WRITTEN EXERCISE: Quote the records verbatim, starting with the first line and going on through the line that contains "colorbar-label-2: -8 [275, 654, 288, 670]".

EXTRACTED DATA:
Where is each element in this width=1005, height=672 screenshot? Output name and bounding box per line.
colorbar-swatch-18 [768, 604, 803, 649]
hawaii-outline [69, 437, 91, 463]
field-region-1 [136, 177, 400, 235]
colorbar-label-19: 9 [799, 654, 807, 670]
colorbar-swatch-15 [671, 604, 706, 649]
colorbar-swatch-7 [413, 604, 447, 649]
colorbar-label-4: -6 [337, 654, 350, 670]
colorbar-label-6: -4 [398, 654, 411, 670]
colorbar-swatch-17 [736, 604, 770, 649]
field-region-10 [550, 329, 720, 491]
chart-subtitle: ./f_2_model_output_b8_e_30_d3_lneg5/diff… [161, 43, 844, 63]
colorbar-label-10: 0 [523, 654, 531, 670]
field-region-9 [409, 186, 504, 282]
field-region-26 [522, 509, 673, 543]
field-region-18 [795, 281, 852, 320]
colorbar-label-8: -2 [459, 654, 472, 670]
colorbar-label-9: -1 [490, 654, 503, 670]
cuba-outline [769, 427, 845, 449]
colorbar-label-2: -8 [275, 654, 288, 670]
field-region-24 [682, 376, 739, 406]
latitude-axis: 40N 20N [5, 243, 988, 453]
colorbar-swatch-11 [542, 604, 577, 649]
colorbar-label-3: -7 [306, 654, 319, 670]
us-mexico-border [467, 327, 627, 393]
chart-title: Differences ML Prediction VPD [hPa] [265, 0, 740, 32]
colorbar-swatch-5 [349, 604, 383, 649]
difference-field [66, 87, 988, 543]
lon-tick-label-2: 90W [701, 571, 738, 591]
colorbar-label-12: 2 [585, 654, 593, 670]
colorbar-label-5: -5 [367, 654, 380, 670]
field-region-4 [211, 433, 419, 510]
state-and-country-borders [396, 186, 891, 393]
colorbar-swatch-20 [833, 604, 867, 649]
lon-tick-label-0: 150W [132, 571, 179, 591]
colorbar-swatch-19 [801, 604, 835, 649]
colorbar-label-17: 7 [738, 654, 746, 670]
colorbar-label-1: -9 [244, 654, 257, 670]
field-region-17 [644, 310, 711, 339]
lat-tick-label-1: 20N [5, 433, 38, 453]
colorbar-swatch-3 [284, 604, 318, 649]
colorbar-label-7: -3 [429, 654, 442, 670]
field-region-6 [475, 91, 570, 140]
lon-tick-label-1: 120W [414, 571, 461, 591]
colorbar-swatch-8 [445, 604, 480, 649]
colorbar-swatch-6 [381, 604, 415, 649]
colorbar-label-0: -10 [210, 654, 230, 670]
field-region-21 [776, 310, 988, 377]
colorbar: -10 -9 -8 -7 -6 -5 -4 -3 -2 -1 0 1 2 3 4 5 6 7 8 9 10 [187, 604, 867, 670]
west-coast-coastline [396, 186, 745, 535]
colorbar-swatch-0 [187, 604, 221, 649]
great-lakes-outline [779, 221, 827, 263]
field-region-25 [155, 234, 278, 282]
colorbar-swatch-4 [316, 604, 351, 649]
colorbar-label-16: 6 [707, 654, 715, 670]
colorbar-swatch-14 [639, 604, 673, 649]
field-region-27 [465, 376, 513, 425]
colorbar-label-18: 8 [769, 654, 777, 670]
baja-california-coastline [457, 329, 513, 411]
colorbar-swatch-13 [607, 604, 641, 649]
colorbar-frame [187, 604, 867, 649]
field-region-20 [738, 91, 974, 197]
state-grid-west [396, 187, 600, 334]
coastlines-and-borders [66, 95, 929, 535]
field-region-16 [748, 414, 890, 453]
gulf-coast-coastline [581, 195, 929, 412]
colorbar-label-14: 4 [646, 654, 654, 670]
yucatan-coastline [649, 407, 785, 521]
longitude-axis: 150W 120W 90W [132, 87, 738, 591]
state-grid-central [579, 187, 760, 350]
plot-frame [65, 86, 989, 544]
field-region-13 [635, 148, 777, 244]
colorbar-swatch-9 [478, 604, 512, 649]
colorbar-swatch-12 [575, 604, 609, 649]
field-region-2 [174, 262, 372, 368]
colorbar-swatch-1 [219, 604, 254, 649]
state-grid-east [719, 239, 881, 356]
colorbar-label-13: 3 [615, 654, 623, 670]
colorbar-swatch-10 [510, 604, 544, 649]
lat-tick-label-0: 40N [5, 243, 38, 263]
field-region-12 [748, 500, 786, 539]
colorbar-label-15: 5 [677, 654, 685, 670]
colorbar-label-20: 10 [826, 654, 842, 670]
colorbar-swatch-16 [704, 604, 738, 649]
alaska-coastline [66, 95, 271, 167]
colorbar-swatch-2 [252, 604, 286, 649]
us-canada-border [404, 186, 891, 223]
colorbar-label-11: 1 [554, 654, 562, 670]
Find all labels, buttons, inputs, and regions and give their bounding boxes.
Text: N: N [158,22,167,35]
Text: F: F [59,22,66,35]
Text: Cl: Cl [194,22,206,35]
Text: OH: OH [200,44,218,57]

ANSWER IN FULL:
Where is each element in this width=1005, height=672 screenshot? Output name and bounding box per line.
colorbar-swatch-18 [768, 604, 803, 649]
hawaii-outline [69, 437, 91, 463]
field-region-1 [136, 177, 400, 235]
colorbar-label-19: 9 [799, 654, 807, 670]
colorbar-swatch-15 [671, 604, 706, 649]
colorbar-swatch-7 [413, 604, 447, 649]
colorbar-label-4: -6 [337, 654, 350, 670]
colorbar-label-6: -4 [398, 654, 411, 670]
colorbar-swatch-17 [736, 604, 770, 649]
field-region-10 [550, 329, 720, 491]
chart-subtitle: ./f_2_model_output_b8_e_30_d3_lneg5/diff… [161, 43, 844, 63]
colorbar-label-10: 0 [523, 654, 531, 670]
field-region-9 [409, 186, 504, 282]
field-region-26 [522, 509, 673, 543]
field-region-18 [795, 281, 852, 320]
colorbar-label-8: -2 [459, 654, 472, 670]
colorbar-label-9: -1 [490, 654, 503, 670]
cuba-outline [769, 427, 845, 449]
colorbar-label-2: -8 [275, 654, 288, 670]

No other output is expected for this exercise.